**Data provided**
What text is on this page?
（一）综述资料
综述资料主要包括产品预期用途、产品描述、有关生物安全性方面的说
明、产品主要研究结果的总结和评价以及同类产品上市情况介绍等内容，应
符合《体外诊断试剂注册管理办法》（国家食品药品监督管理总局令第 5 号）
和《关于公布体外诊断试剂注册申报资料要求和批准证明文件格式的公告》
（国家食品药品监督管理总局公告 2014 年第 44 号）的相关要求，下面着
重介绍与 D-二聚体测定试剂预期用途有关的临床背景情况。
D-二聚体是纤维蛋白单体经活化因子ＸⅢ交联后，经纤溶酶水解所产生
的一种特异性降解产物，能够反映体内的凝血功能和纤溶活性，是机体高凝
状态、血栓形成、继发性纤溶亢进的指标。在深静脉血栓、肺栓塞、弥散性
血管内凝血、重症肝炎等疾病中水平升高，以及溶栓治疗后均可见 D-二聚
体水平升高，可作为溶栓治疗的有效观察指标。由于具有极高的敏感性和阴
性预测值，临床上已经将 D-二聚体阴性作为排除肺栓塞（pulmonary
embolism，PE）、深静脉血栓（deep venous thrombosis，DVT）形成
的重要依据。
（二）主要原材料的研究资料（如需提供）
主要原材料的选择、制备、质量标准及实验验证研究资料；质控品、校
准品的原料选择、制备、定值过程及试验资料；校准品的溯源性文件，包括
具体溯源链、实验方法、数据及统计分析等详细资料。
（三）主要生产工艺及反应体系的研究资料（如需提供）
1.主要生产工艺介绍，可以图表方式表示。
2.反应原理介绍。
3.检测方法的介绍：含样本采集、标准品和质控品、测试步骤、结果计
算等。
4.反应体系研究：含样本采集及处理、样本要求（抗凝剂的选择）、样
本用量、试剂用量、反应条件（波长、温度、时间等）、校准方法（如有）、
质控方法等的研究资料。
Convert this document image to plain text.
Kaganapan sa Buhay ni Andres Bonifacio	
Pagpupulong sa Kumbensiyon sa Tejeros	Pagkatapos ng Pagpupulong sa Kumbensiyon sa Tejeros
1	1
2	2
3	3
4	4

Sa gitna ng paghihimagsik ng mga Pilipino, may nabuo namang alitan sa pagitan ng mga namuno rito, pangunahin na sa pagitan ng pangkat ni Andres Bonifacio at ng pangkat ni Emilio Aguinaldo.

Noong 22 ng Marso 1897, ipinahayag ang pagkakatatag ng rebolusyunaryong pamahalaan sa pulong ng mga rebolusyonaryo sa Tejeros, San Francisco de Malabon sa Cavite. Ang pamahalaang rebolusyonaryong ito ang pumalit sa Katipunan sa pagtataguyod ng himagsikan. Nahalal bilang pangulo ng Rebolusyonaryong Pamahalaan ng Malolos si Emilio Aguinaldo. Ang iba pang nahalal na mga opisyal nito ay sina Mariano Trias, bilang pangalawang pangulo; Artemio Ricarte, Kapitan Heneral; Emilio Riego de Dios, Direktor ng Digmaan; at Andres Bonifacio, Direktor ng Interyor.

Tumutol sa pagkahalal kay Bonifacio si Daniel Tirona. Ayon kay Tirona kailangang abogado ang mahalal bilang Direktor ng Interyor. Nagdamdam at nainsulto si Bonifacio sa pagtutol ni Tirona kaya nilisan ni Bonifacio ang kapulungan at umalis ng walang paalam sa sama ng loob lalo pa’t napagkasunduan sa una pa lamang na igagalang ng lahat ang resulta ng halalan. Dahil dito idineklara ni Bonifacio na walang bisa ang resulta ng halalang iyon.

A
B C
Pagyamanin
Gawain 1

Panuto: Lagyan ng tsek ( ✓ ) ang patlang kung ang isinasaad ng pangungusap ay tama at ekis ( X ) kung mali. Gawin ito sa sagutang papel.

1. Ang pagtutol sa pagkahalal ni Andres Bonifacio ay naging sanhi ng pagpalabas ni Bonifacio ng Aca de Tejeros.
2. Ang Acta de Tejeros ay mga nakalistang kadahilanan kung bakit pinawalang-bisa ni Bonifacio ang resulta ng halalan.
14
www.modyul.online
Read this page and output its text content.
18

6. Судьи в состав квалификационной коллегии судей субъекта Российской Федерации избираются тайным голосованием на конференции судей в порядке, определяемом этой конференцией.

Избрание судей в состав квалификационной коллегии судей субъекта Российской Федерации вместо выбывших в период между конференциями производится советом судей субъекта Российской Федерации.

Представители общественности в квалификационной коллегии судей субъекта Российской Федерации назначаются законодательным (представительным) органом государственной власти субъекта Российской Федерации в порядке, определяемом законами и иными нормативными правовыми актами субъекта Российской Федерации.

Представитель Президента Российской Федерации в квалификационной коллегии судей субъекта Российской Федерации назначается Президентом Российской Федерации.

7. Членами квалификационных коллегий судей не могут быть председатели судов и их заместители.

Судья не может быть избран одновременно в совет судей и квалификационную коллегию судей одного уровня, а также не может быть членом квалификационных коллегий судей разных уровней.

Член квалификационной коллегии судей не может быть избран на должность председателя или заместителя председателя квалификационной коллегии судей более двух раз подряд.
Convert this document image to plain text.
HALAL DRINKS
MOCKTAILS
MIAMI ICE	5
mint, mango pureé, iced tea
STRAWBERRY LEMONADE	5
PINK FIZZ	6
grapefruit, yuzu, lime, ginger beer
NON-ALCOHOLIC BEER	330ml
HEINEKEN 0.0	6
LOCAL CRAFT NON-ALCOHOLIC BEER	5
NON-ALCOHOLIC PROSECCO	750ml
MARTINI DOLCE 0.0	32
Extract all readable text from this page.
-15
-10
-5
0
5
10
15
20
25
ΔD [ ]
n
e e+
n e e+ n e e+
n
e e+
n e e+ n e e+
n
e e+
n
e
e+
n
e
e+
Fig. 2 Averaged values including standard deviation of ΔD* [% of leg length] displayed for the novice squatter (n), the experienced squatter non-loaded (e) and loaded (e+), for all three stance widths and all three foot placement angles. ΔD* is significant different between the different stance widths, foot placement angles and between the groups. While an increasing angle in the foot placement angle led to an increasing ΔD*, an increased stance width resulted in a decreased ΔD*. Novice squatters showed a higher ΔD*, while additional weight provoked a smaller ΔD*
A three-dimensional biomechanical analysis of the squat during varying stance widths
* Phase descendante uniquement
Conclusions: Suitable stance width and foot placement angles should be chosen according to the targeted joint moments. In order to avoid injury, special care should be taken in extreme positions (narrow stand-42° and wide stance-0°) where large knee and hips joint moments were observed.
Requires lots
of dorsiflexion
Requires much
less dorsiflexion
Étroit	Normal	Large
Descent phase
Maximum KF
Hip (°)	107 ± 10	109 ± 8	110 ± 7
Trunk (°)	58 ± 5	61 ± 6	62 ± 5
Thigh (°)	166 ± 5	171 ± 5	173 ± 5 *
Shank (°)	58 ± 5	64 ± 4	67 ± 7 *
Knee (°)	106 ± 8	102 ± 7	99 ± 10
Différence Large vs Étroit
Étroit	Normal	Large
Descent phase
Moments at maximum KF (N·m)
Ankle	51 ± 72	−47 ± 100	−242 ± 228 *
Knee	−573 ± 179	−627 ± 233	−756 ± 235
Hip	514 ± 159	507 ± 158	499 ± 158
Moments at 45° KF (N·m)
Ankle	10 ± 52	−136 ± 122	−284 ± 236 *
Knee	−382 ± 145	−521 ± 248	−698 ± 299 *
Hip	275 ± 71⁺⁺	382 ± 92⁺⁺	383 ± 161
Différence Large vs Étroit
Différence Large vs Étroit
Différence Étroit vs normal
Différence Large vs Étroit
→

**Written problem**
From the records above, extract every entry exactly as given.

**Written answer**
What text is on this page?
（一）综述资料
综述资料主要包括产品预期用途、产品描述、有关生物安全性方面的说
明、产品主要研究结果的总结和评价以及同类产品上市情况介绍等内容，应
符合《体外诊断试剂注册管理办法》（国家食品药品监督管理总局令第 5 号）
和《关于公布体外诊断试剂注册申报资料要求和批准证明文件格式的公告》
（国家食品药品监督管理总局公告 2014 年第 44 号）的相关要求，下面着
重介绍与 D-二聚体测定试剂预期用途有关的临床背景情况。
D-二聚体是纤维蛋白单体经活化因子ＸⅢ交联后，经纤溶酶水解所产生
的一种特异性降解产物，能够反映体内的凝血功能和纤溶活性，是机体高凝
状态、血栓形成、继发性纤溶亢进的指标。在深静脉血栓、肺栓塞、弥散性
血管内凝血、重症肝炎等疾病中水平升高，以及溶栓治疗后均可见 D-二聚
体水平升高，可作为溶栓治疗的有效观察指标。由于具有极高的敏感性和阴
性预测值，临床上已经将 D-二聚体阴性作为排除肺栓塞（pulmonary
embolism，PE）、深静脉血栓（deep venous thrombosis，DVT）形成
的重要依据。
（二）主要原材料的研究资料（如需提供）
主要原材料的选择、制备、质量标准及实验验证研究资料；质控品、校
准品的原料选择、制备、定值过程及试验资料；校准品的溯源性文件，包括
具体溯源链、实验方法、数据及统计分析等详细资料。
（三）主要生产工艺及反应体系的研究资料（如需提供）
1.主要生产工艺介绍，可以图表方式表示。
2.反应原理介绍。
3.检测方法的介绍：含样本采集、标准品和质控品、测试步骤、结果计
算等。
4.反应体系研究：含样本采集及处理、样本要求（抗凝剂的选择）、样
本用量、试剂用量、反应条件（波长、温度、时间等）、校准方法（如有）、
质控方法等的研究资料。
Convert this document image to plain text.
Kaganapan sa Buhay ni Andres Bonifacio	
Pagpupulong sa Kumbensiyon sa Tejeros	Pagkatapos ng Pagpupulong sa Kumbensiyon sa Tejeros
1	1
2	2
3	3
4	4

Sa gitna ng paghihimagsik ng mga Pilipino, may nabuo namang alitan sa pagitan ng mga namuno rito, pangunahin na sa pagitan ng pangkat ni Andres Bonifacio at ng pangkat ni Emilio Aguinaldo.

Noong 22 ng Marso 1897, ipinahayag ang pagkakatatag ng rebolusyunaryong pamahalaan sa pulong ng mga rebolusyonaryo sa Tejeros, San Francisco de Malabon sa Cavite. Ang pamahalaang rebolusyonaryong ito ang pumalit sa Katipunan sa pagtataguyod ng himagsikan. Nahalal bilang pangulo ng Rebolusyonaryong Pamahalaan ng Malolos si Emilio Aguinaldo. Ang iba pang nahalal na mga opisyal nito ay sina Mariano Trias, bilang pangalawang pangulo; Artemio Ricarte, Kapitan Heneral; Emilio Riego de Dios, Direktor ng Digmaan; at Andres Bonifacio, Direktor ng Interyor.

Tumutol sa pagkahalal kay Bonifacio si Daniel Tirona. Ayon kay Tirona kailangang abogado ang mahalal bilang Direktor ng Interyor. Nagdamdam at nainsulto si Bonifacio sa pagtutol ni Tirona kaya nilisan ni Bonifacio ang kapulungan at umalis ng walang paalam sa sama ng loob lalo pa’t napagkasunduan sa una pa lamang na igagalang ng lahat ang resulta ng halalan. Dahil dito idineklara ni Bonifacio na walang bisa ang resulta ng halalang iyon.

A
B C
Pagyamanin
Gawain 1

Panuto: Lagyan ng tsek ( ✓ ) ang patlang kung ang isinasaad ng pangungusap ay tama at ekis ( X ) kung mali. Gawin ito sa sagutang papel.

1. Ang pagtutol sa pagkahalal ni Andres Bonifacio ay naging sanhi ng pagpalabas ni Bonifacio ng Aca de Tejeros.
2. Ang Acta de Tejeros ay mga nakalistang kadahilanan kung bakit pinawalang-bisa ni Bonifacio ang resulta ng halalan.
14
www.modyul.online
Read this page and output its text content.
18

6. Судьи в состав квалификационной коллегии судей субъекта Российской Федерации избираются тайным голосованием на конференции судей в порядке, определяемом этой конференцией.

Избрание судей в состав квалификационной коллегии судей субъекта Российской Федерации вместо выбывших в период между конференциями производится советом судей субъекта Российской Федерации.

Представители общественности в квалификационной коллегии судей субъекта Российской Федерации назначаются законодательным (представительным) органом государственной власти субъекта Российской Федерации в порядке, определяемом законами и иными нормативными правовыми актами субъекта Российской Федерации.

Представитель Президента Российской Федерации в квалификационной коллегии судей субъекта Российской Федерации назначается Президентом Российской Федерации.

7. Членами квалификационных коллегий судей не могут быть председатели судов и их заместители.

Судья не может быть избран одновременно в совет судей и квалификационную коллегию судей одного уровня, а также не может быть членом квалификационных коллегий судей разных уровней.

Член квалификационной коллегии судей не может быть избран на должность председателя или заместителя председателя квалификационной коллегии судей более двух раз подряд.
Convert this document image to plain text.
HALAL DRINKS
MOCKTAILS
MIAMI ICE	5
mint, mango pureé, iced tea
STRAWBERRY LEMONADE	5
PINK FIZZ	6
grapefruit, yuzu, lime, ginger beer
NON-ALCOHOLIC BEER	330ml
HEINEKEN 0.0	6
LOCAL CRAFT NON-ALCOHOLIC BEER	5
NON-ALCOHOLIC PROSECCO	750ml
MARTINI DOLCE 0.0	32
Extract all readable text from this page.
-15
-10
-5
0
5
10
15
20
25
ΔD [ ]
n
e e+
n e e+ n e e+
n
e e+
n e e+ n e e+
n
e e+
n
e
e+
n
e
e+
Fig. 2 Averaged values including standard deviation of ΔD* [% of leg length] displayed for the novice squatter (n), the experienced squatter non-loaded (e) and loaded (e+), for all three stance widths and all three foot placement angles. ΔD* is significant different between the different stance widths, foot placement angles and between the groups. While an increasing angle in the foot placement angle led to an increasing ΔD*, an increased stance width resulted in a decreased ΔD*. Novice squatters showed a higher ΔD*, while additional weight provoked a smaller ΔD*
A three-dimensional biomechanical analysis of the squat during varying stance widths
* Phase descendante uniquement
Conclusions: Suitable stance width and foot placement angles should be chosen according to the targeted joint moments. In order to avoid injury, special care should be taken in extreme positions (narrow stand-42° and wide stance-0°) where large knee and hips joint moments were observed.
Requires lots
of dorsiflexion
Requires much
less dorsiflexion
Étroit	Normal	Large
Descent phase
Maximum KF
Hip (°)	107 ± 10	109 ± 8	110 ± 7
Trunk (°)	58 ± 5	61 ± 6	62 ± 5
Thigh (°)	166 ± 5	171 ± 5	173 ± 5 *
Shank (°)	58 ± 5	64 ± 4	67 ± 7 *
Knee (°)	106 ± 8	102 ± 7	99 ± 10
Différence Large vs Étroit
Étroit	Normal	Large
Descent phase
Moments at maximum KF (N·m)
Ankle	51 ± 72	−47 ± 100	−242 ± 228 *
Knee	−573 ± 179	−627 ± 233	−756 ± 235
Hip	514 ± 159	507 ± 158	499 ± 158
Moments at 45° KF (N·m)
Ankle	10 ± 52	−136 ± 122	−284 ± 236 *
Knee	−382 ± 145	−521 ± 248	−698 ± 299 *
Hip	275 ± 71⁺⁺	382 ± 92⁺⁺	383 ± 161
Différence Large vs Étroit
Différence Large vs Étroit
Différence Étroit vs normal
Différence Large vs Étroit
→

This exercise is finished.